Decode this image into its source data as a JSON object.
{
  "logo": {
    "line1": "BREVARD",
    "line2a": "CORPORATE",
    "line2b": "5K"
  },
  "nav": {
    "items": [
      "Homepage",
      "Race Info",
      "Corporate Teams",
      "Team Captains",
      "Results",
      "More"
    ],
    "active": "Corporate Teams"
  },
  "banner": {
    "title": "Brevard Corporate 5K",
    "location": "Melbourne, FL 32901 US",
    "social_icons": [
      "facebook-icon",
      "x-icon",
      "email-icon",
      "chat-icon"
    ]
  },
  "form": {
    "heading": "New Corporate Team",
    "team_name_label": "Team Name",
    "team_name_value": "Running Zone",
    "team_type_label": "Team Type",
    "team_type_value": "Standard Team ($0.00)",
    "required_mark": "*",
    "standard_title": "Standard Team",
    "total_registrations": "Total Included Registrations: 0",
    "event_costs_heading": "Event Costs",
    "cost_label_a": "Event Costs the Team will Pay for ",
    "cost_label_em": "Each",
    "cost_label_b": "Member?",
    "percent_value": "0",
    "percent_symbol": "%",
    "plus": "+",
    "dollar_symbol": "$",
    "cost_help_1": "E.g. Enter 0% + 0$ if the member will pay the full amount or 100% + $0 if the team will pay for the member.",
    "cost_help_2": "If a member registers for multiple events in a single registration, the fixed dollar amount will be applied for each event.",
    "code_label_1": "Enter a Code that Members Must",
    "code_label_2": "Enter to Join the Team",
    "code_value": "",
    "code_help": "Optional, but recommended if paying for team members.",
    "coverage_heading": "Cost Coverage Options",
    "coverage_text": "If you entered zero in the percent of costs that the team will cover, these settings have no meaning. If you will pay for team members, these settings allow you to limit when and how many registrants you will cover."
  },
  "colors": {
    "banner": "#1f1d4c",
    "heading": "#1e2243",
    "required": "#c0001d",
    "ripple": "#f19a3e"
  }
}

EXERCISE DETAILS: Retype the listing. Match it exactly.

FINISHED ANSWER:
Decode this image into its source data as a JSON object.
{
  "logo": {
    "line1": "BREVARD",
    "line2a": "CORPORATE",
    "line2b": "5K"
  },
  "nav": {
    "items": [
      "Homepage",
      "Race Info",
      "Corporate Teams",
      "Team Captains",
      "Results",
      "More"
    ],
    "active": "Corporate Teams"
  },
  "banner": {
    "title": "Brevard Corporate 5K",
    "location": "Melbourne, FL 32901 US",
    "social_icons": [
      "facebook-icon",
      "x-icon",
      "email-icon",
      "chat-icon"
    ]
  },
  "form": {
    "heading": "New Corporate Team",
    "team_name_label": "Team Name",
    "team_name_value": "Running Zone",
    "team_type_label": "Team Type",
    "team_type_value": "Standard Team ($0.00)",
    "required_mark": "*",
    "standard_title": "Standard Team",
    "total_registrations": "Total Included Registrations: 0",
    "event_costs_heading": "Event Costs",
    "cost_label_a": "Event Costs the Team will Pay for ",
    "cost_label_em": "Each",
    "cost_label_b": "Member?",
    "percent_value": "0",
    "percent_symbol": "%",
    "plus": "+",
    "dollar_symbol": "$",
    "cost_help_1": "E.g. Enter 0% + 0$ if the member will pay the full amount or 100% + $0 if the team will pay for the member.",
    "cost_help_2": "If a member registers for multiple events in a single registration, the fixed dollar amount will be applied for each event.",
    "code_label_1": "Enter a Code that Members Must",
    "code_label_2": "Enter to Join the Team",
    "code_value": "",
    "code_help": "Optional, but recommended if paying for team members.",
    "coverage_heading": "Cost Coverage Options",
    "coverage_text": "If you entered zero in the percent of costs that the team will cover, these settings have no meaning. If you will pay for team members, these settings allow you to limit when and how many registrants you will cover."
  },
  "colors": {
    "banner": "#1f1d4c",
    "heading": "#1e2243",
    "required": "#c0001d",
    "ripple": "#f19a3e"
  }
}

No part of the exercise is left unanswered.